§ **PROBLEM DETAILS**
Retype the full set of records. Keep every character identical.

§ **WORKING DATA**
┄┄┄┄┄┄┄┄┄┄
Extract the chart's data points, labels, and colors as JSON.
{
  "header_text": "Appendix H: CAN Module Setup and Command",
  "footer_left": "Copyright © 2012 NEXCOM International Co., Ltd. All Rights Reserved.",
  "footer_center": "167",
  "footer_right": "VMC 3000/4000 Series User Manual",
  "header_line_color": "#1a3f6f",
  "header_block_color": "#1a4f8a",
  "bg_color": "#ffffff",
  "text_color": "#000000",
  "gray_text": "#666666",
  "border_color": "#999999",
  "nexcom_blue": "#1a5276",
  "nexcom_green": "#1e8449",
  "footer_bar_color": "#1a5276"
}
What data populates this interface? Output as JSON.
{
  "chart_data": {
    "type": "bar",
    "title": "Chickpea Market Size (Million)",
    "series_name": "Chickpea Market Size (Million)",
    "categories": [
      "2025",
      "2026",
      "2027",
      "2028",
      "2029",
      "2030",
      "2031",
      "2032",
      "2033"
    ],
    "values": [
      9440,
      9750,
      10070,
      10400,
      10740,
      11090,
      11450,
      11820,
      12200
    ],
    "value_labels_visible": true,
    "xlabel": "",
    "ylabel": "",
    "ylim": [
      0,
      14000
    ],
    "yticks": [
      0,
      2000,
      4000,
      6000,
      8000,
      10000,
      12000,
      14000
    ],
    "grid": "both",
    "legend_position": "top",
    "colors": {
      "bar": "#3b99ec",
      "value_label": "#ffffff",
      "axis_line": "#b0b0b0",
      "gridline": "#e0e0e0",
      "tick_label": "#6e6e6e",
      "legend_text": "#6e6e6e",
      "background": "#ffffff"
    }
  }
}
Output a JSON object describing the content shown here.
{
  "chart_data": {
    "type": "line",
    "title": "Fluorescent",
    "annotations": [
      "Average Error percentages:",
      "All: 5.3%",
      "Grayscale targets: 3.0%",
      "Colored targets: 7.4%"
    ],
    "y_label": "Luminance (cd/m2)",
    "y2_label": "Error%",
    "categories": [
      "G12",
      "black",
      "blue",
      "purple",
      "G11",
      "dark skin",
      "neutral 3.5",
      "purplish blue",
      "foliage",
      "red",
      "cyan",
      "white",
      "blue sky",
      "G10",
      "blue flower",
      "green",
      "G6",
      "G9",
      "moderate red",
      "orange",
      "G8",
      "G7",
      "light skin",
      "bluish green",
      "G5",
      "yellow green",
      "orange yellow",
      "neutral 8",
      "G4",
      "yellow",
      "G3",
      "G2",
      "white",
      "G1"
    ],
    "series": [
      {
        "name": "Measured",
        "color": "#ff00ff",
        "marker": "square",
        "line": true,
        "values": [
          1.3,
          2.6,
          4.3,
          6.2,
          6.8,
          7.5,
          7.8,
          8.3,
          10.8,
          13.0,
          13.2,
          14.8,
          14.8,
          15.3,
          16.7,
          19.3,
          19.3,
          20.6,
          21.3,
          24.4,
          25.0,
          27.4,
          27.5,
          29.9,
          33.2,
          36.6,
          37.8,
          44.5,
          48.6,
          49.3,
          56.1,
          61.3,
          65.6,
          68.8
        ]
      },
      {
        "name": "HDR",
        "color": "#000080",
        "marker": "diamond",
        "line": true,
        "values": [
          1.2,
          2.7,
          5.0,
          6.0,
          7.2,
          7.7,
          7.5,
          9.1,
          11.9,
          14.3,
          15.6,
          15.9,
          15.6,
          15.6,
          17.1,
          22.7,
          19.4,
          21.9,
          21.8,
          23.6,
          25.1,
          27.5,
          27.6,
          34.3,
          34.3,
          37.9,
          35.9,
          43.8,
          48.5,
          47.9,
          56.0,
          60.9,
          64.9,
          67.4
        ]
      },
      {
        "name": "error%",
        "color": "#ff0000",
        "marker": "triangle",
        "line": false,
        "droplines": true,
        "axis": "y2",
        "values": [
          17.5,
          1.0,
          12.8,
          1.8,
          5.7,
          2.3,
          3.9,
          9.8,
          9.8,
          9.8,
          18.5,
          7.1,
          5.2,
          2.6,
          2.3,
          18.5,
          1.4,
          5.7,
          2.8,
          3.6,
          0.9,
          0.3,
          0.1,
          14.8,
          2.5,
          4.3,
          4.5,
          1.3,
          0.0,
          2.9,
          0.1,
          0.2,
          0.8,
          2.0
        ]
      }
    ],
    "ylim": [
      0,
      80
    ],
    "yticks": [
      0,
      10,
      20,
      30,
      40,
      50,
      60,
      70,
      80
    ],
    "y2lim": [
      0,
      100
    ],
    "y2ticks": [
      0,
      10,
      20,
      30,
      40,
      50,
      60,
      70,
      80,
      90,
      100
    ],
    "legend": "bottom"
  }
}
┄┄┄┄┄┄┄┄┄┄
§ **SOLUTION TO THE EXERCISE**
Extract the chart's data points, labels, and colors as JSON.
{
  "header_text": "Appendix H: CAN Module Setup and Command",
  "footer_left": "Copyright © 2012 NEXCOM International Co., Ltd. All Rights Reserved.",
  "footer_center": "167",
  "footer_right": "VMC 3000/4000 Series User Manual",
  "header_line_color": "#1a3f6f",
  "header_block_color": "#1a4f8a",
  "bg_color": "#ffffff",
  "text_color": "#000000",
  "gray_text": "#666666",
  "border_color": "#999999",
  "nexcom_blue": "#1a5276",
  "nexcom_green": "#1e8449",
  "footer_bar_color": "#1a5276"
}
What data populates this interface? Output as JSON.
{
  "chart_data": {
    "type": "bar",
    "title": "Chickpea Market Size (Million)",
    "series_name": "Chickpea Market Size (Million)",
    "categories": [
      "2025",
      "2026",
      "2027",
      "2028",
      "2029",
      "2030",
      "2031",
      "2032",
      "2033"
    ],
    "values": [
      9440,
      9750,
      10070,
      10400,
      10740,
      11090,
      11450,
      11820,
      12200
    ],
    "value_labels_visible": true,
    "xlabel": "",
    "ylabel": "",
    "ylim": [
      0,
      14000
    ],
    "yticks": [
      0,
      2000,
      4000,
      6000,
      8000,
      10000,
      12000,
      14000
    ],
    "grid": "both",
    "legend_position": "top",
    "colors": {
      "bar": "#3b99ec",
      "value_label": "#ffffff",
      "axis_line": "#b0b0b0",
      "gridline": "#e0e0e0",
      "tick_label": "#6e6e6e",
      "legend_text": "#6e6e6e",
      "background": "#ffffff"
    }
  }
}
Output a JSON object describing the content shown here.
{
  "chart_data": {
    "type": "line",
    "title": "Fluorescent",
    "annotations": [
      "Average Error percentages:",
      "All: 5.3%",
      "Grayscale targets: 3.0%",
      "Colored targets: 7.4%"
    ],
    "y_label": "Luminance (cd/m2)",
    "y2_label": "Error%",
    "categories": [
      "G12",
      "black",
      "blue",
      "purple",
      "G11",
      "dark skin",
      "neutral 3.5",
      "purplish blue",
      "foliage",
      "red",
      "cyan",
      "white",
      "blue sky",
      "G10",
      "blue flower",
      "green",
      "G6",
      "G9",
      "moderate red",
      "orange",
      "G8",
      "G7",
      "light skin",
      "bluish green",
      "G5",
      "yellow green",
      "orange yellow",
      "neutral 8",
      "G4",
      "yellow",
      "G3",
      "G2",
      "white",
      "G1"
    ],
    "series": [
      {
        "name": "Measured",
        "color": "#ff00ff",
        "marker": "square",
        "line": true,
        "values": [
          1.3,
          2.6,
          4.3,
          6.2,
          6.8,
          7.5,
          7.8,
          8.3,
          10.8,
          13.0,
          13.2,
          14.8,
          14.8,
          15.3,
          16.7,
          19.3,
          19.3,
          20.6,
          21.3,
          24.4,
          25.0,
          27.4,
          27.5,
          29.9,
          33.2,
          36.6,
          37.8,
          44.5,
          48.6,
          49.3,
          56.1,
          61.3,
          65.6,
          68.8
        ]
      },
      {
        "name": "HDR",
        "color": "#000080",
        "marker": "diamond",
        "line": true,
        "values": [
          1.2,
          2.7,
          5.0,
          6.0,
          7.2,
          7.7,
          7.5,
          9.1,
          11.9,
          14.3,
          15.6,
          15.9,
          15.6,
          15.6,
          17.1,
          22.7,
          19.4,
          21.9,
          21.8,
          23.6,
          25.1,
          27.5,
          27.6,
          34.3,
          34.3,
          37.9,
          35.9,
          43.8,
          48.5,
          47.9,
          56.0,
          60.9,
          64.9,
          67.4
        ]
      },
      {
        "name": "error%",
        "color": "#ff0000",
        "marker": "triangle",
        "line": false,
        "droplines": true,
        "axis": "y2",
        "values": [
          17.5,
          1.0,
          12.8,
          1.8,
          5.7,
          2.3,
          3.9,
          9.8,
          9.8,
          9.8,
          18.5,
          7.1,
          5.2,
          2.6,
          2.3,
          18.5,
          1.4,
          5.7,
          2.8,
          3.6,
          0.9,
          0.3,
          0.1,
          14.8,
          2.5,
          4.3,
          4.5,
          1.3,
          0.0,
          2.9,
          0.1,
          0.2,
          0.8,
          2.0
        ]
      }
    ],
    "ylim": [
      0,
      80
    ],
    "yticks": [
      0,
      10,
      20,
      30,
      40,
      50,
      60,
      70,
      80
    ],
    "y2lim": [
      0,
      100
    ],
    "y2ticks": [
      0,
      10,
      20,
      30,
      40,
      50,
      60,
      70,
      80,
      90,
      100
    ],
    "legend": "bottom"
  }
}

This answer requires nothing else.